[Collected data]

┄┄┄┄┄┄┄┄┄┄

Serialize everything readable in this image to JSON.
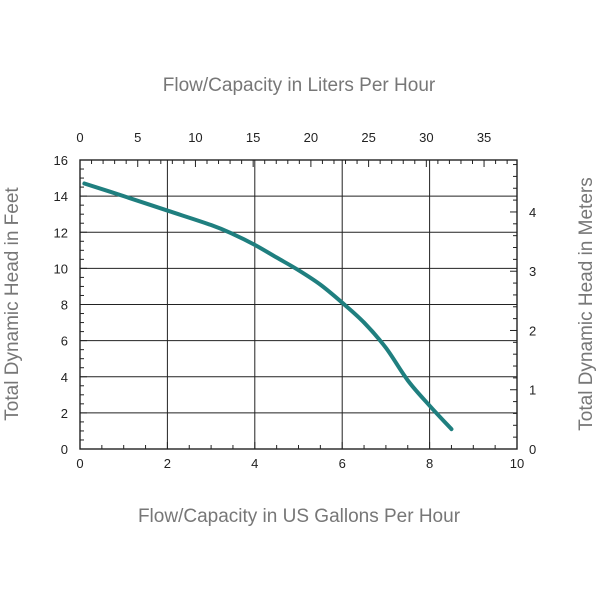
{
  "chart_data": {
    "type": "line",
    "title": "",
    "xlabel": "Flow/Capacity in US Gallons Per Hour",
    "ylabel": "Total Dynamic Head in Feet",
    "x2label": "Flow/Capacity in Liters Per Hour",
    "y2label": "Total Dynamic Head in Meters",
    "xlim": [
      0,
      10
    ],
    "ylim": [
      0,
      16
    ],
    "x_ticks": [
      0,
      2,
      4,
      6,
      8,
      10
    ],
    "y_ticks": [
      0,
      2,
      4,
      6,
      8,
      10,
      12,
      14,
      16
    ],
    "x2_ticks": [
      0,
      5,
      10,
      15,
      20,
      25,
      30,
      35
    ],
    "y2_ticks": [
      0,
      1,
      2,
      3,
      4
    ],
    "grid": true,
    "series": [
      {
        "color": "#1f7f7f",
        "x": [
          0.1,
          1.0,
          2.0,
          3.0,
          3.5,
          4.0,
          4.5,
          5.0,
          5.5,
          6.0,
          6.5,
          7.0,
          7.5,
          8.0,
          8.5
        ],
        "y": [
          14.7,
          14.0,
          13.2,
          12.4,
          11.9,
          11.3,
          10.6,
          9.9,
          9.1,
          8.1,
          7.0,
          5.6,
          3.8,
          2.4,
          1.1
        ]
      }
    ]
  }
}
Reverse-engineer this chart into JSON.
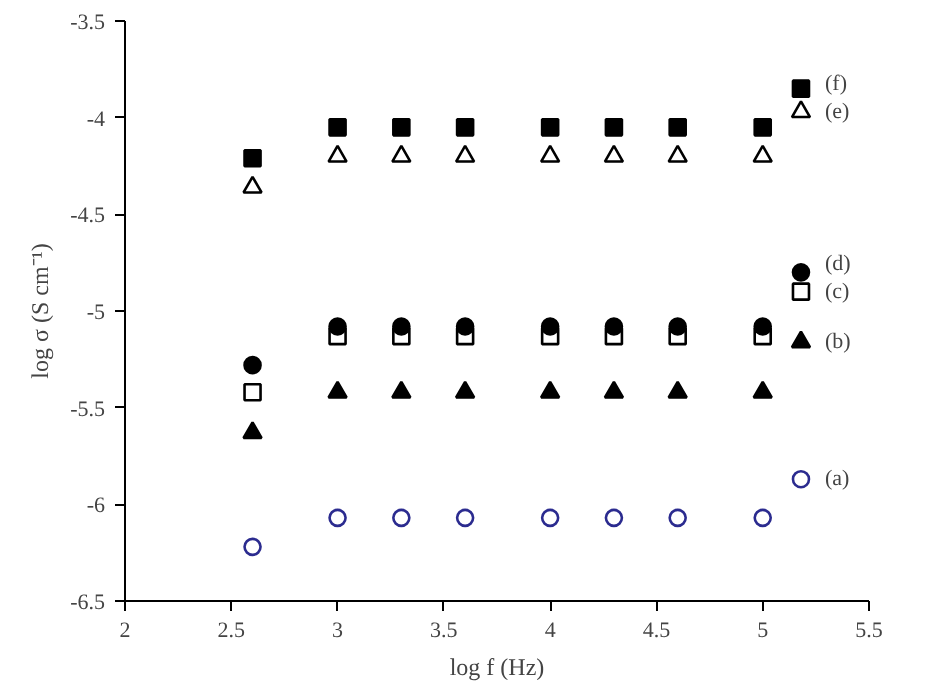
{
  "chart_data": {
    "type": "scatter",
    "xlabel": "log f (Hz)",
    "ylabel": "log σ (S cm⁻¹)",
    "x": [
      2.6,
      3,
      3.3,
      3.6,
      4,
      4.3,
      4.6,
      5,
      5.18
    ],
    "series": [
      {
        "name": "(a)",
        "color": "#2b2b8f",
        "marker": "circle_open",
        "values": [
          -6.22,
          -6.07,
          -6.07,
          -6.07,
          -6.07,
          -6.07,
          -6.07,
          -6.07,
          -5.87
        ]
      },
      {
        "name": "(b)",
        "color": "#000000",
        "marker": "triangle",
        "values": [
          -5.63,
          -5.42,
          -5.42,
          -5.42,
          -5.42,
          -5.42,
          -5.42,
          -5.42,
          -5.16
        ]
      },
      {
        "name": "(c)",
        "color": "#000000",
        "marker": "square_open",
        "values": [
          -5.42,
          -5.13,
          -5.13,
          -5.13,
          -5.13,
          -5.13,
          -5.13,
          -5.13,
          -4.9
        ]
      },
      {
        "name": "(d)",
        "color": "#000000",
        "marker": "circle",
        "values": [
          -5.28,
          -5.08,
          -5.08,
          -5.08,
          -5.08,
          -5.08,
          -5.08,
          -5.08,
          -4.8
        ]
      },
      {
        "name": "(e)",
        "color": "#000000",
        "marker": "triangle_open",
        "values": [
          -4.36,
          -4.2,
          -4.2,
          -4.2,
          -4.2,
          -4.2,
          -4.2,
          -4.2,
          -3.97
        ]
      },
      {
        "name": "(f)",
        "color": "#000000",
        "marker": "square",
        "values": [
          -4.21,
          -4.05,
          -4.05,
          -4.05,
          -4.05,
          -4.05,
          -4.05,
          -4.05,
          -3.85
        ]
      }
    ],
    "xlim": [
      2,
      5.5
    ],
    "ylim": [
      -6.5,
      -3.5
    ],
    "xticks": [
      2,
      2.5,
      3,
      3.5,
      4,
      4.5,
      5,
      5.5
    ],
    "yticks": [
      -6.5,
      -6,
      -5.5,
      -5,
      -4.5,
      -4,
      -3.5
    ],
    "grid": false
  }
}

┄┄┄┄┄┄┄┄┄┄

- Stated task: Locate all lines in the listing above with the word "Head". Copy them.

- The output:
    "ylabel": "Total Dynamic Head in Feet",
    "y2label": "Total Dynamic Head in Meters",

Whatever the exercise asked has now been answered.